What you will do:
From the entries that follow, list every line in which the string "Registered" appears.

Given data:
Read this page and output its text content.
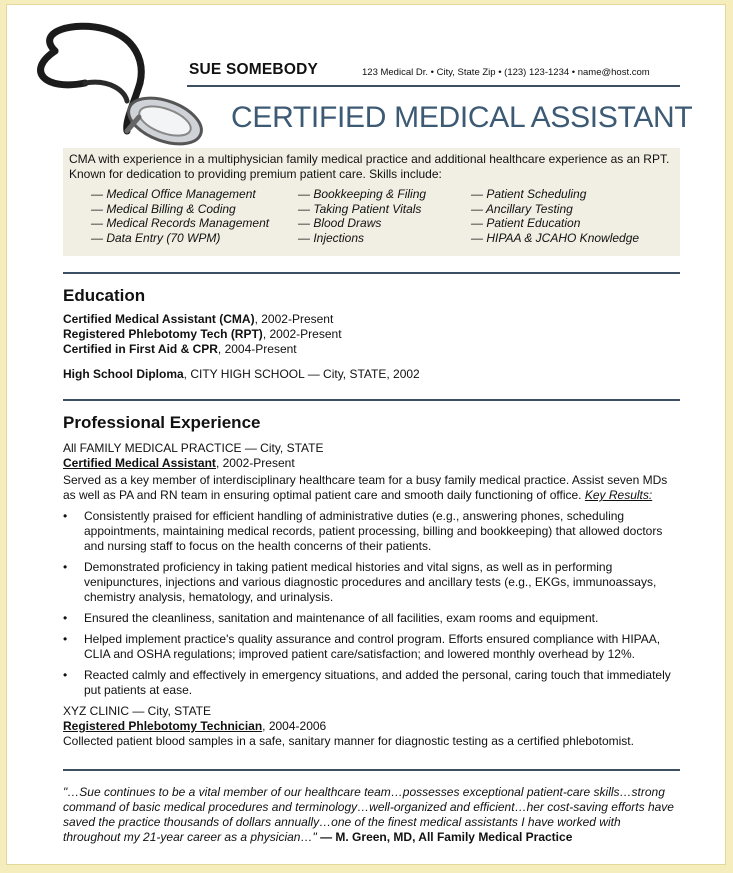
SUE SOMEBODY	123 Medical Dr. • City, State Zip • (123) 123-1234 • name@host.com
CERTIFIED MEDICAL ASSISTANT
CMA with experience in a multiphysician family medical practice and additional healthcare experience as an RPT.
Known for dedication to providing premium patient care. Skills include:
— Medical Office Management	— Bookkeeping & Filing	— Patient Scheduling
— Medical Billing & Coding	— Taking Patient Vitals	— Ancillary Testing
— Medical Records Management	— Blood Draws	— Patient Education
— Data Entry (70 WPM)	— Injections	— HIPAA & JCAHO Knowledge
Education
Certified Medical Assistant (CMA), 2002-Present
Registered Phlebotomy Tech (RPT), 2002-Present
Certified in First Aid & CPR, 2004-Present
High School Diploma, CITY HIGH SCHOOL — City, STATE, 2002
Professional Experience
All FAMILY MEDICAL PRACTICE — City, STATE
Certified Medical Assistant, 2002-Present
Served as a key member of interdisciplinary healthcare team for a busy family medical practice. Assist seven MDs as well as PA and RN team in ensuring optimal patient care and smooth daily functioning of office. Key Results:
• Consistently praised for efficient handling of administrative duties (e.g., answering phones, scheduling appointments, maintaining medical records, patient processing, billing and bookkeeping) that allowed doctors and nursing staff to focus on the health concerns of their patients.
• Demonstrated proficiency in taking patient medical histories and vital signs, as well as in performing venipunctures, injections and various diagnostic procedures and ancillary tests (e.g., EKGs, immunoassays, chemistry analysis, hematology, and urinalysis.
• Ensured the cleanliness, sanitation and maintenance of all facilities, exam rooms and equipment.
• Helped implement practice's quality assurance and control program. Efforts ensured compliance with HIPAA, CLIA and OSHA regulations; improved patient care/satisfaction; and lowered monthly overhead by 12%.
• Reacted calmly and effectively in emergency situations, and added the personal, caring touch that immediately put patients at ease.
XYZ CLINIC — City, STATE
Registered Phlebotomy Technician, 2004-2006
Collected patient blood samples in a safe, sanitary manner for diagnostic testing as a certified phlebotomist.
"…Sue continues to be a vital member of our healthcare team…possesses exceptional patient-care skills…strong command of basic medical procedures and terminology…well-organized and efficient…her cost-saving efforts have saved the practice thousands of dollars annually…one of the finest medical assistants I have worked with throughout my 21-year career as a physician…" — M. Green, MD, All Family Medical Practice
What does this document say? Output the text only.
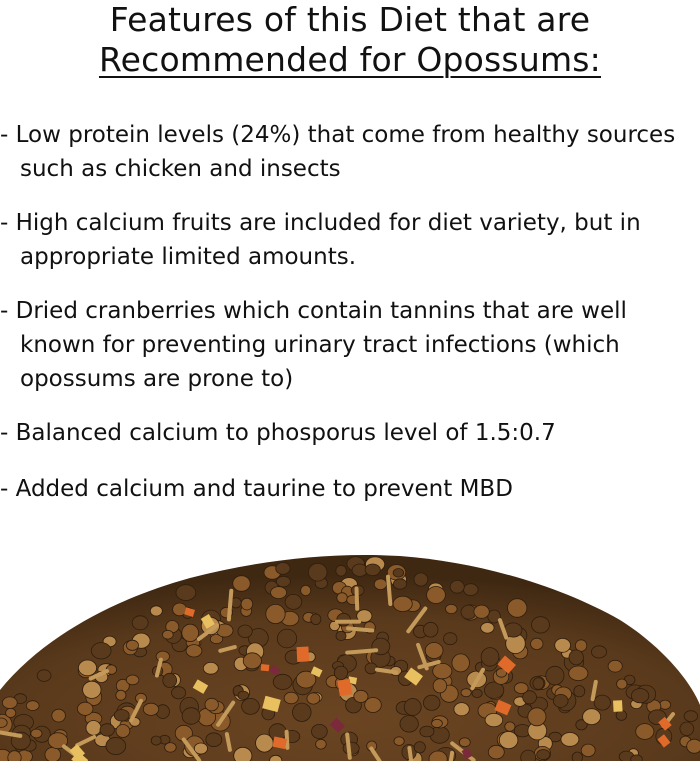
Features of this Diet that are
Recommended for Opossums:
- Low protein levels (24%) that come from healthy sources such as chicken and insects
- High calcium fruits are included for diet variety, but in appropriate limited amounts.
- Dried cranberries which contain tannins that are well known for preventing urinary tract infections (which opossums are prone to)
- Balanced calcium to phosporus level of 1.5:0.7
- Added calcium and taurine to prevent MBD
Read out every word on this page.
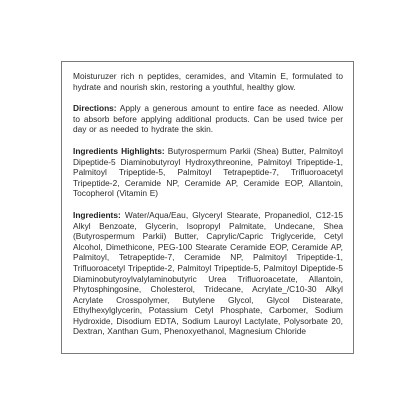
Moisturuzer rich n peptides, ceramides, and Vitamin E, formulated to hydrate and nourish skin, restoring a youthful, healthy glow.

Directions: Apply a generous amount to entire face as needed. Allow to absorb before applying additional products. Can be used twice per day or as needed to hydrate the skin.

Ingredients Highlights: Butyrospermum Parkii (Shea) Butter, Palmitoyl Dipeptide-5 Diaminobutyroyl Hydroxythreonine, Palmitoyl Tripeptide-1, Palmitoyl Tripeptide-5, Palmitoyl Tetrapeptide-7, Trifluoroacetyl Tripeptide-2, Ceramide NP, Ceramide AP, Ceramide EOP, Allantoin, Tocopherol (Vitamin E)

Ingredients: Water/Aqua/Eau, Glyceryl Stearate, Propanediol, C12-15 Alkyl Benzoate, Glycerin, Isopropyl Palmitate, Undecane, Shea (Butyrospermum Parkii) Butter, Caprylic/Capric Triglyceride, Cetyl Alcohol, Dimethicone, PEG-100 Stearate Ceramide EOP, Ceramide AP, Palmitoyl, Tetrapeptide-7, Ceramide NP, Palmitoyl Tripeptide-1, Trifluoroacetyl Tripeptide-2, Palmitoyl Tripeptide-5, Palmitoyl Dipeptide-5 Diaminobutyroylvalylaminobutyric Urea Trifluoroacetate, Allantoin, Phytosphingosine, Cholesterol, Tridecane, Acrylate_/C10-30 Alkyl Acrylate Crosspolymer, Butylene Glycol, Glycol Distearate, Ethylhexylglycerin, Potassium Cetyl Phosphate, Carbomer, Sodium Hydroxide, Disodium EDTA, Sodium Lauroyl Lactylate, Polysorbate 20, Dextran, Xanthan Gum, Phenoxyethanol, Magnesium Chloride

Answer to the exercise:
Registered Phlebotomy Tech (RPT), 2002-Present
Registered Phlebotomy Technician, 2004-2006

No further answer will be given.